OBJECTIVE:
Pick out all lines with the word "семейного" from the records that follow.

╔══

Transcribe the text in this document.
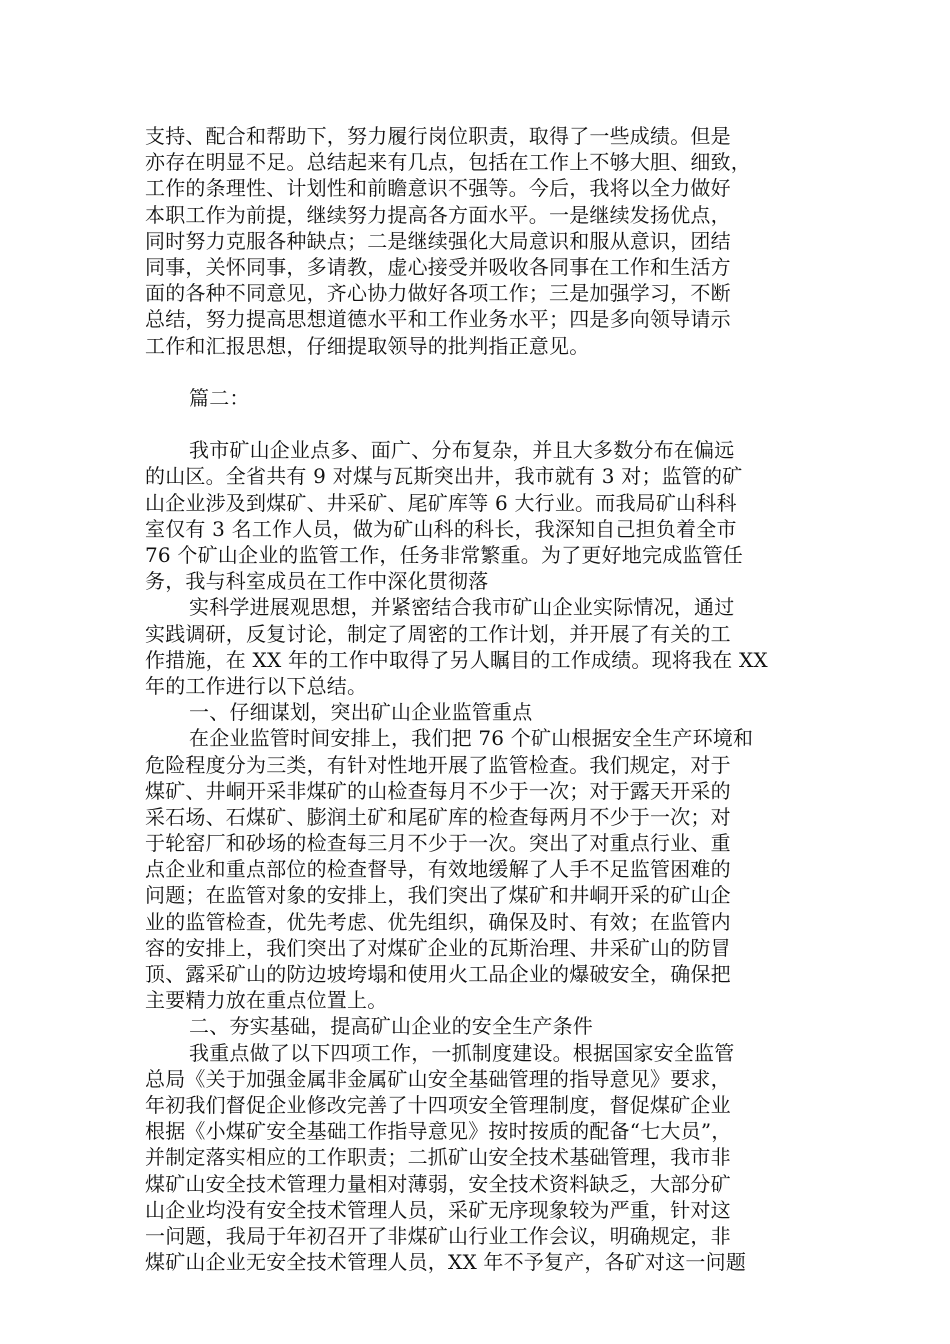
支持、配合和帮助下，努力履行岗位职责，取得了一些成绩。但是
亦存在明显不足。总结起来有几点，包括在工作上不够大胆、细致，
工作的条理性、计划性和前瞻意识不强等。今后，我将以全力做好
本职工作为前提，继续努力提高各方面水平。一是继续发扬优点，
同时努力克服各种缺点；二是继续强化大局意识和服从意识，团结
同事，关怀同事，多请教，虚心接受并吸收各同事在工作和生活方
面的各种不同意见，齐心协力做好各项工作；三是加强学习，不断
总结，努力提高思想道德水平和工作业务水平；四是多向领导请示
工作和汇报思想，仔细提取领导的批判指正意见。
篇二：
我市矿山企业点多、面广、分布复杂，并且大多数分布在偏远
的山区。全省共有 9 对煤与瓦斯突出井，我市就有 3 对；监管的矿
山企业涉及到煤矿、井采矿、尾矿库等 6 大行业。而我局矿山科科
室仅有 3 名工作人员，做为矿山科的科长，我深知自己担负着全市
76 个矿山企业的监管工作，任务非常繁重。为了更好地完成监管任
务，我与科室成员在工作中深化贯彻落
实科学进展观思想，并紧密结合我市矿山企业实际情况，通过
实践调研，反复讨论，制定了周密的工作计划，并开展了有关的工
作措施，在 XX 年的工作中取得了另人瞩目的工作成绩。现将我在 XX
年的工作进行以下总结。
一、仔细谋划，突出矿山企业监管重点
在企业监管时间安排上，我们把 76 个矿山根据安全生产环境和
危险程度分为三类，有针对性地开展了监管检查。我们规定，对于
煤矿、井峒开采非煤矿的山检查每月不少于一次；对于露天开采的
采石场、石煤矿、膨润土矿和尾矿库的检查每两月不少于一次；对
于轮窑厂和砂场的检查每三月不少于一次。突出了对重点行业、重
点企业和重点部位的检查督导，有效地缓解了人手不足监管困难的
问题；在监管对象的安排上，我们突出了煤矿和井峒开采的矿山企
业的监管检查，优先考虑、优先组织，确保及时、有效；在监管内
容的安排上，我们突出了对煤矿企业的瓦斯治理、井采矿山的防冒
顶、露采矿山的防边坡垮塌和使用火工品企业的爆破安全，确保把
主要精力放在重点位置上。
二、夯实基础，提高矿山企业的安全生产条件
我重点做了以下四项工作，一抓制度建设。根据国家安全监管
总局《关于加强金属非金属矿山安全基础管理的指导意见》要求，
年初我们督促企业修改完善了十四项安全管理制度，督促煤矿企业
根据《小煤矿安全基础工作指导意见》按时按质的配备“七大员”，
并制定落实相应的工作职责；二抓矿山安全技术基础管理，我市非
煤矿山安全技术管理力量相对薄弱，安全技术资料缺乏，大部分矿
山企业均没有安全技术管理人员，采矿无序现象较为严重，针对这
一问题，我局于年初召开了非煤矿山行业工作会议，明确规定，非
煤矿山企业无安全技术管理人员，XX 年不予复产，各矿对这一问题
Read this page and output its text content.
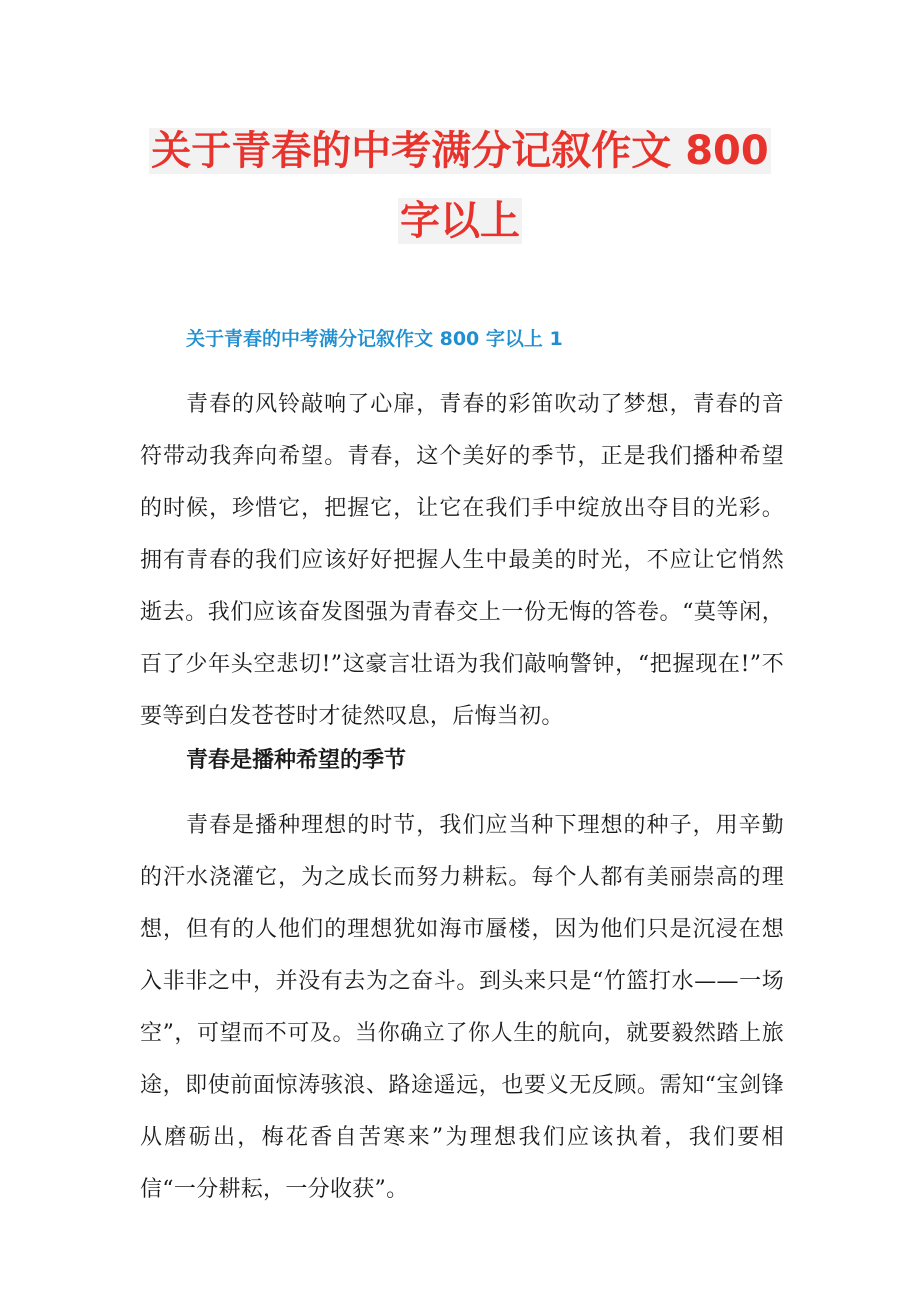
关于青春的中考满分记叙作文 800
字以上
关于青春的中考满分记叙作文 800 字以上 1

青春的风铃敲响了心扉，青春的彩笛吹动了梦想，青春的音符带动我奔向希望。青春，这个美好的季节，正是我们播种希望的时候，珍惜它，把握它，让它在我们手中绽放出夺目的光彩。拥有青春的我们应该好好把握人生中最美的时光，不应让它悄然逝去。我们应该奋发图强为青春交上一份无悔的答卷。“莫等闲，百了少年头空悲切!”这豪言壮语为我们敲响警钟，“把握现在!”不要等到白发苍苍时才徒然叹息，后悔当初。

青春是播种希望的季节

青春是播种理想的时节，我们应当种下理想的种子，用辛勤的汗水浇灌它，为之成长而努力耕耘。每个人都有美丽崇高的理想，但有的人他们的理想犹如海市蜃楼，因为他们只是沉浸在想入非非之中，并没有去为之奋斗。到头来只是“竹篮打水——一场空”，可望而不可及。当你确立了你人生的航向，就要毅然踏上旅途，即使前面惊涛骇浪、路途遥远，也要义无反顾。需知“宝剑锋从磨砺出，梅花香自苦寒来”为理想我们应该执着，我们要相信“一分耕耘，一分收获”。
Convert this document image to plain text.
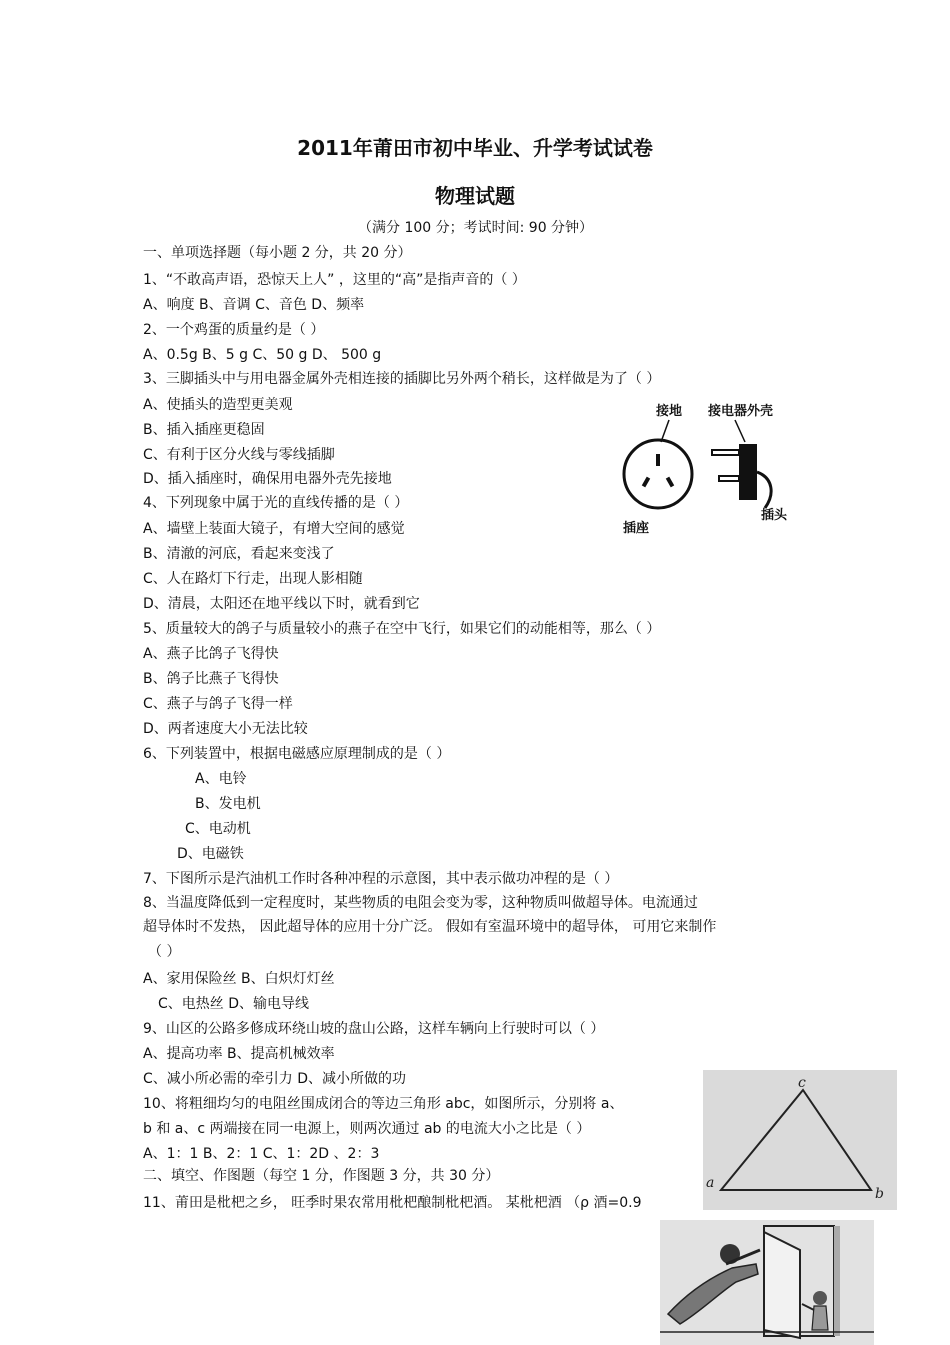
2011年莆田市初中毕业、升学考试试卷
物理试题
（满分 100 分；考试时间: 90 分钟）
一、单项选择题（每小题 2 分，共 20 分）
1、“不敢高声语，恐惊天上人” ，这里的“高”是指声音的（ ）
A、响度 B、音调 C、音色 D、频率
2、一个鸡蛋的质量约是（ ）
A、0.5g B、5 g C、50 g D、 500 g
3、三脚插头中与用电器金属外壳相连接的插脚比另外两个稍长，这样做是为了（ ）
A、使插头的造型更美观
B、插入插座更稳固
C、有利于区分火线与零线插脚
D、插入插座时，确保用电器外壳先接地
4、下列现象中属于光的直线传播的是（ ）
A、墙壁上装面大镜子，有增大空间的感觉
B、清澈的河底，看起来变浅了
C、人在路灯下行走，出现人影相随
D、清晨，太阳还在地平线以下时，就看到它
5、质量较大的鸽子与质量较小的燕子在空中飞行，如果它们的动能相等，那么（ ）
A、燕子比鸽子飞得快
B、鸽子比燕子飞得快
C、燕子与鸽子飞得一样
D、两者速度大小无法比较
6、下列装置中，根据电磁感应原理制成的是（ ）
A、电铃
B、发电机
C、电动机
D、电磁铁
7、下图所示是汽油机工作时各种冲程的示意图，其中表示做功冲程的是（ ）
8、当温度降低到一定程度时，某些物质的电阻会变为零，这种物质叫做超导体。电流通过
超导体时不发热， 因此超导体的应用十分广泛。 假如有室温环境中的超导体， 可用它来制作
（ ）
A、家用保险丝 B、白炽灯灯丝
C、电热丝 D、输电导线
9、山区的公路多修成环绕山坡的盘山公路，这样车辆向上行驶时可以（ ）
A、提高功率 B、提高机械效率
C、减小所必需的牵引力 D、减小所做的功
10、将粗细均匀的电阻丝围成闭合的等边三角形 abc，如图所示，分别将 a、
b 和 a、c 两端接在同一电源上，则两次通过 ab 的电流大小之比是（ ）
A、1：1 B、2：1 C、1：2D 、2：3
二、填空、作图题（每空 1 分，作图题 3 分，共 30 分）
11、莆田是枇杷之乡， 旺季时果农常用枇杷酿制枇杷酒。 某枇杷酒 （ρ 酒=0.9
接地 接电器外壳
插座
插头
c
a
b
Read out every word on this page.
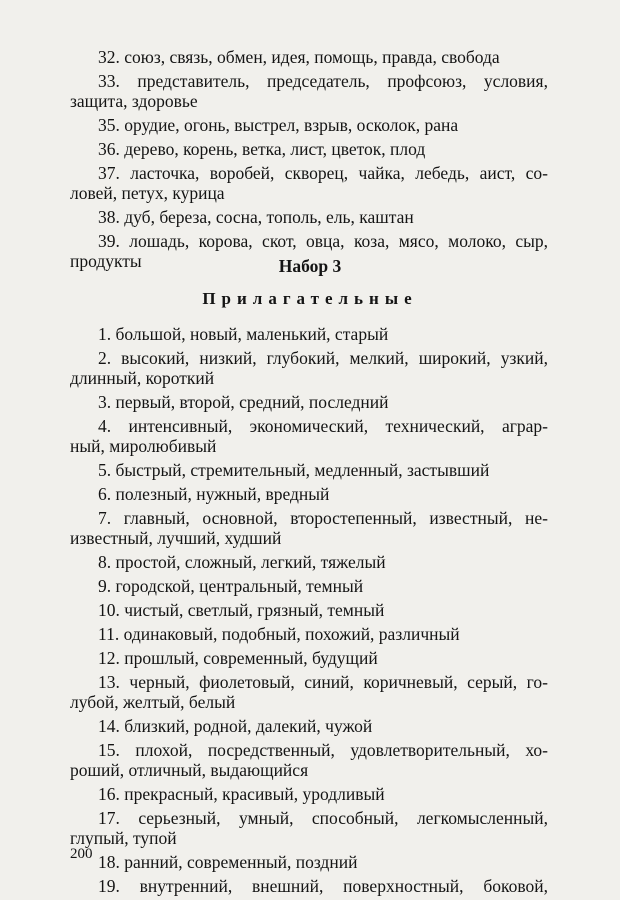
32. союз, связь, обмен, идея, помощь, правда, свобода
33. представитель, председатель, профсоюз, условия,
защита, здоровье
35. орудие, огонь, выстрел, взрыв, осколок, рана
36. дерево, корень, ветка, лист, цветок, плод
37. ласточка, воробей, скворец, чайка, лебедь, аист, со-
ловей, петух, курица
38. дуб, береза, сосна, тополь, ель, каштан
39. лошадь, корова, скот, овца, коза, мясо, молоко, сыр,
продукты	Набор 3
Прилагательные
1. большой, новый, маленький, старый
2. высокий, низкий, глубокий, мелкий, широкий, узкий,
длинный, короткий
3. первый, второй, средний, последний
4. интенсивный, экономический, технический, аграр-
ный, миролюбивый
5. быстрый, стремительный, медленный, застывший
6. полезный, нужный, вредный
7. главный, основной, второстепенный, известный, не-
известный, лучший, худший
8. простой, сложный, легкий, тяжелый
9. городской, центральный, темный
10. чистый, светлый, грязный, темный
11. одинаковый, подобный, похожий, различный
12. прошлый, современный, будущий
13. черный, фиолетовый, синий, коричневый, серый, го-
лубой, желтый, белый
14. близкий, родной, далекий, чужой
15. плохой, посредственный, удовлетворительный, хо-
роший, отличный, выдающийся
16. прекрасный, красивый, уродливый
17. серьезный, умный, способный, легкомысленный,
глупый, тупой
18. ранний, современный, поздний
19. внутренний, внешний, поверхностный, боковой,
200
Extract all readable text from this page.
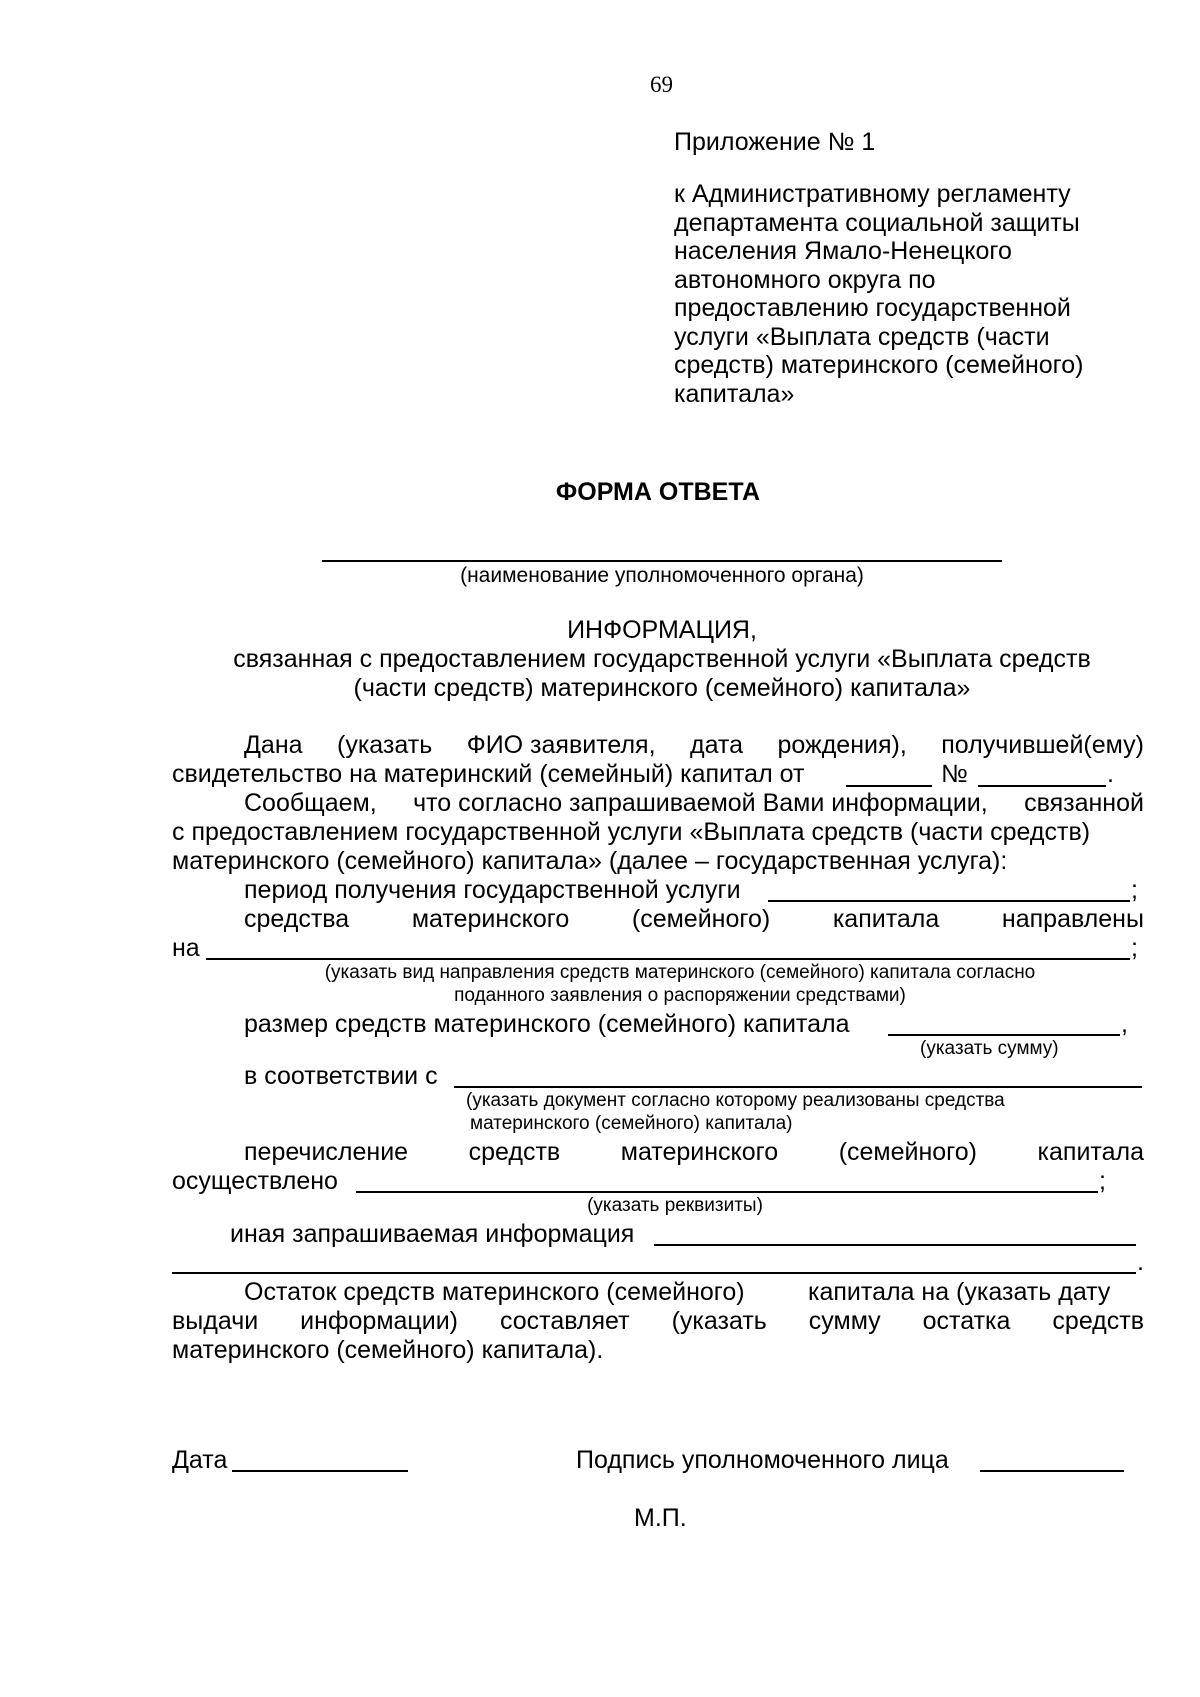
69
Приложение № 1
к Административному регламенту
департамента социальной защиты
населения Ямало-Ненецкого
автономного округа по
предоставлению государственной
услуги «Выплата средств (части
средств) материнского (семейного)
капитала»
ФОРМА ОТВЕТА
(наименование уполномоченного органа)
ИНФОРМАЦИЯ,
связанная с предоставлением государственной услуги «Выплата средств
(части средств) материнского (семейного) капитала»
Дана (указать ФИО заявителя, дата рождения), получившей(ему)
свидетельство на материнский (семейный) капитал от	№	.
Сообщаем, что согласно запрашиваемой Вами информации, связанной
с предоставлением государственной услуги «Выплата средств (части средств)
материнского (семейного) капитала» (далее – государственная услуга):
период получения государственной услуги	;
средства	материнского	(семейного)	капитала	направлены
на	;
(указать вид направления средств материнского (семейного) капитала согласно
поданного заявления о распоряжении средствами)
размер средств материнского (семейного) капитала	,
(указать сумму)
в соответствии с
(указать документ согласно которому реализованы средства
материнского (семейного) капитала)
перечисление средств материнского (семейного) капитала
осуществлено	;
(указать реквизиты)
иная запрашиваемая информация
.
Остаток средств материнского (семейного)	капитала на (указать дату
выдачи информации) составляет (указать сумму остатка средств
материнского (семейного) капитала).
Дата	Подпись уполномоченного лица
М.П.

╚══

ANSWER FOR THE TASK:
средств) материнского (семейного)
(части средств) материнского (семейного) капитала»
материнского (семейного) капитала» (далее – государственная услуга):
средства	материнского	(семейного)	капитала	направлены
(указать вид направления средств материнского (семейного) капитала согласно
размер средств материнского (семейного) капитала	,
материнского (семейного) капитала)
перечисление средств материнского (семейного) капитала
Остаток средств материнского (семейного)	капитала на (указать дату
материнского (семейного) капитала).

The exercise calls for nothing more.